DATA PROVIDED

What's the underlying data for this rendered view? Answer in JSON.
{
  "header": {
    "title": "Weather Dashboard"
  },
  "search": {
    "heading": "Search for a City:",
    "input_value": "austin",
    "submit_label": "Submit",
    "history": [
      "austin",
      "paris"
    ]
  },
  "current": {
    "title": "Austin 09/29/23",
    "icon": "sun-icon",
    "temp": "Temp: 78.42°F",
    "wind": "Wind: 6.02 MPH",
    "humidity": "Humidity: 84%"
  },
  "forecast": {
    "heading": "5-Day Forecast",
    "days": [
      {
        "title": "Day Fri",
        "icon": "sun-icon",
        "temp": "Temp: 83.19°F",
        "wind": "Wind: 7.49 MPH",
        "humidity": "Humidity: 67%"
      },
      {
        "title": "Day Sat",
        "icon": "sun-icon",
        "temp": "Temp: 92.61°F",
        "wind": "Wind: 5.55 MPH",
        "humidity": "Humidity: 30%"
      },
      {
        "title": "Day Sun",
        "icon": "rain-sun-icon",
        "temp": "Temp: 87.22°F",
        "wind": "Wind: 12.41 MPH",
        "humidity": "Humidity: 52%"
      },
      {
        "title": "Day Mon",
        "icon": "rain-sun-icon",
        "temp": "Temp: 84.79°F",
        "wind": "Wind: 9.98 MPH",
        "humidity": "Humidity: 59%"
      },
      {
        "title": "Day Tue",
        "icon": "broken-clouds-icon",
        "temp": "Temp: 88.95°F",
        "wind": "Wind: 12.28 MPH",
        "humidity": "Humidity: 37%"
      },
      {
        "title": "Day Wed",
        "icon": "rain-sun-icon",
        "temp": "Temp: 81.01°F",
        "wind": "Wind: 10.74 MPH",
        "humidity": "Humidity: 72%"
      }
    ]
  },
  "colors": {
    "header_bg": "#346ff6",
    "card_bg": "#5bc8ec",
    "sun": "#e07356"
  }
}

...

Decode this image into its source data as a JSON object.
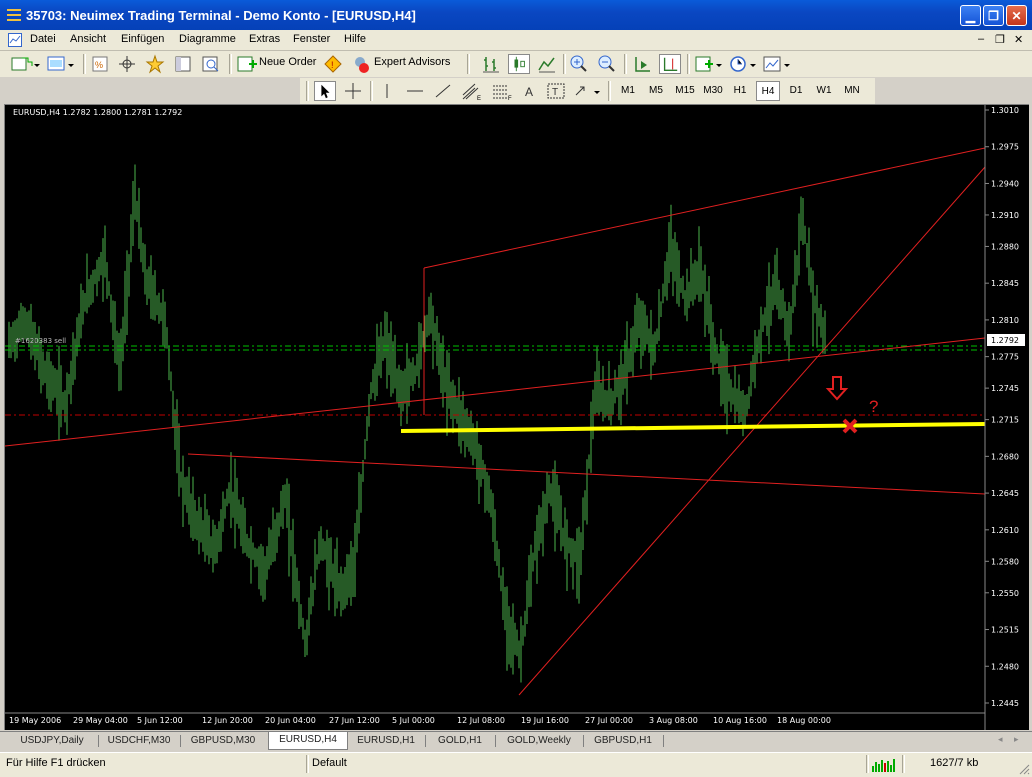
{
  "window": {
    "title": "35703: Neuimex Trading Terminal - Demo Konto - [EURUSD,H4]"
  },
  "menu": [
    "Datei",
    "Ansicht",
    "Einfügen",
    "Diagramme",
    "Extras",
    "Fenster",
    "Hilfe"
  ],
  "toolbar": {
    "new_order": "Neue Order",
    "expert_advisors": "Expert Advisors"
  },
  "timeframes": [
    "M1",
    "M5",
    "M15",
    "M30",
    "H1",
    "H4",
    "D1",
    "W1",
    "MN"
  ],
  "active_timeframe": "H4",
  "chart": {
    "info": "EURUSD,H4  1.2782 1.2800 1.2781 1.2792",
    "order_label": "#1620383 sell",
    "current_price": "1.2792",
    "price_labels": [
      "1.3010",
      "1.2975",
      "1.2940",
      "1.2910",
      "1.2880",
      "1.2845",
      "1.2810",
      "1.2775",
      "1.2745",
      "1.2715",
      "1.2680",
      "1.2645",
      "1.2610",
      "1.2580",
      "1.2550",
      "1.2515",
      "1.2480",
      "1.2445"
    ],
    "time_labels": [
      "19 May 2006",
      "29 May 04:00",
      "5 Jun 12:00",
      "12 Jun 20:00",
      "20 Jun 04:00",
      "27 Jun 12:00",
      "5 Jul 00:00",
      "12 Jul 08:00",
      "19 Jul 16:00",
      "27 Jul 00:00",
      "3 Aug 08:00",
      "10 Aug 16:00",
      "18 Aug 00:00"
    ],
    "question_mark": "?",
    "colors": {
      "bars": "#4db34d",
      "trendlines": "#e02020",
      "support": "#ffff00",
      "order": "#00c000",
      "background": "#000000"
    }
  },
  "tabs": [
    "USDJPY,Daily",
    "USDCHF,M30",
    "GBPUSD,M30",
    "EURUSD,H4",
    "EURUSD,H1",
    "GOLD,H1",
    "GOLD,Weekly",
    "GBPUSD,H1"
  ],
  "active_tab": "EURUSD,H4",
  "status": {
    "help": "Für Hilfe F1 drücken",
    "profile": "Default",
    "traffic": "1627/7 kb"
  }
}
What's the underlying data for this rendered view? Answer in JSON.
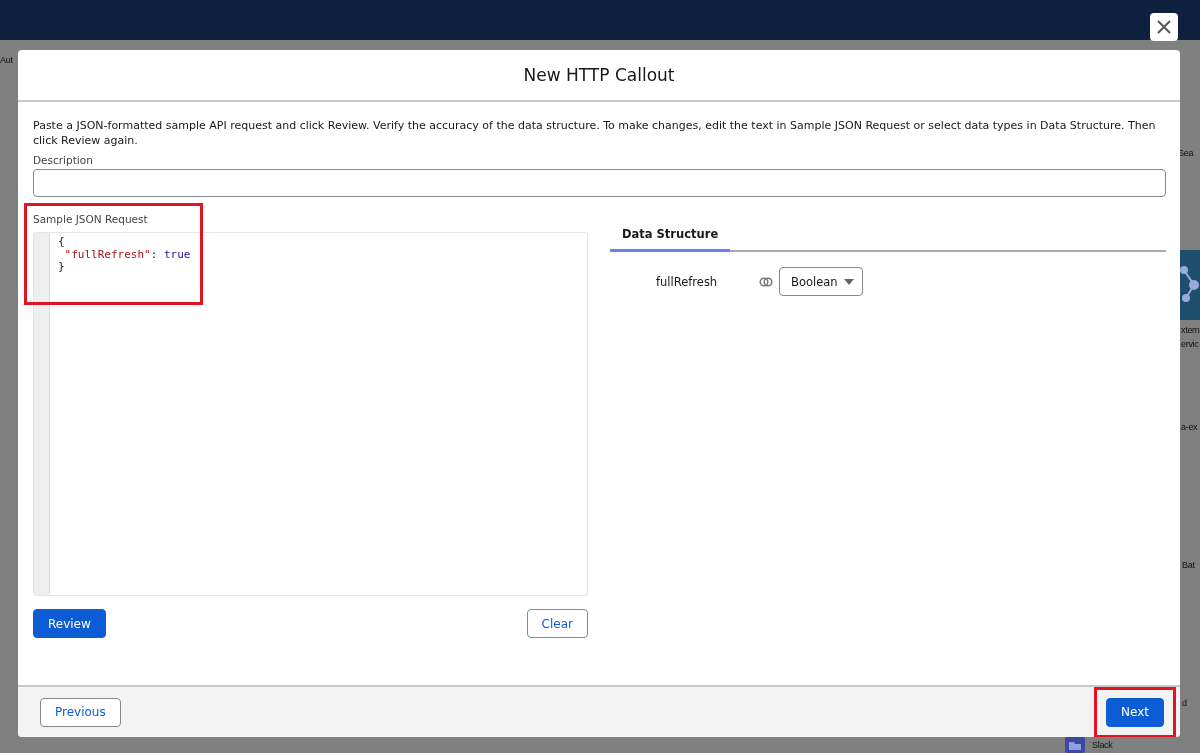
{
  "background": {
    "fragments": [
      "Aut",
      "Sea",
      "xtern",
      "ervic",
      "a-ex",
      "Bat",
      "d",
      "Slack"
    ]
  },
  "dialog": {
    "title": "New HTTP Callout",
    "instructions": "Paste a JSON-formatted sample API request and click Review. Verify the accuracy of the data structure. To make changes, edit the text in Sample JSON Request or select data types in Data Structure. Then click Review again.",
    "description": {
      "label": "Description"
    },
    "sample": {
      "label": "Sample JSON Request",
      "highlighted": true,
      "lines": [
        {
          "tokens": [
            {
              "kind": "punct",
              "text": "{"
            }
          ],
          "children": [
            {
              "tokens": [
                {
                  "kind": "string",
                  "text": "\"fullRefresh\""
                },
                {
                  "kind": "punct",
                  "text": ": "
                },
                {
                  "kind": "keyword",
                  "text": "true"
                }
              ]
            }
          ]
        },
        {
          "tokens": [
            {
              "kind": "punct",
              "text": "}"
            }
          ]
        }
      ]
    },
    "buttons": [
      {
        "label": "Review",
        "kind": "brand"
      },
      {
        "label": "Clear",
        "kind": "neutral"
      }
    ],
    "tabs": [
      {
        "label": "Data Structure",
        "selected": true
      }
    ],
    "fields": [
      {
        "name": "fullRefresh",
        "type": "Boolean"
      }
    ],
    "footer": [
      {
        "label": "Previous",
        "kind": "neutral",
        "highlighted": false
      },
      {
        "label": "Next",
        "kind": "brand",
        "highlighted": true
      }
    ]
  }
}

OBJECTIVE
Collect the lines of the data that carry the word "true".

ANSWER FOR THIS EXERCISE
      "highlighted": true,
                  "text": "true"
        "selected": true
        "highlighted": true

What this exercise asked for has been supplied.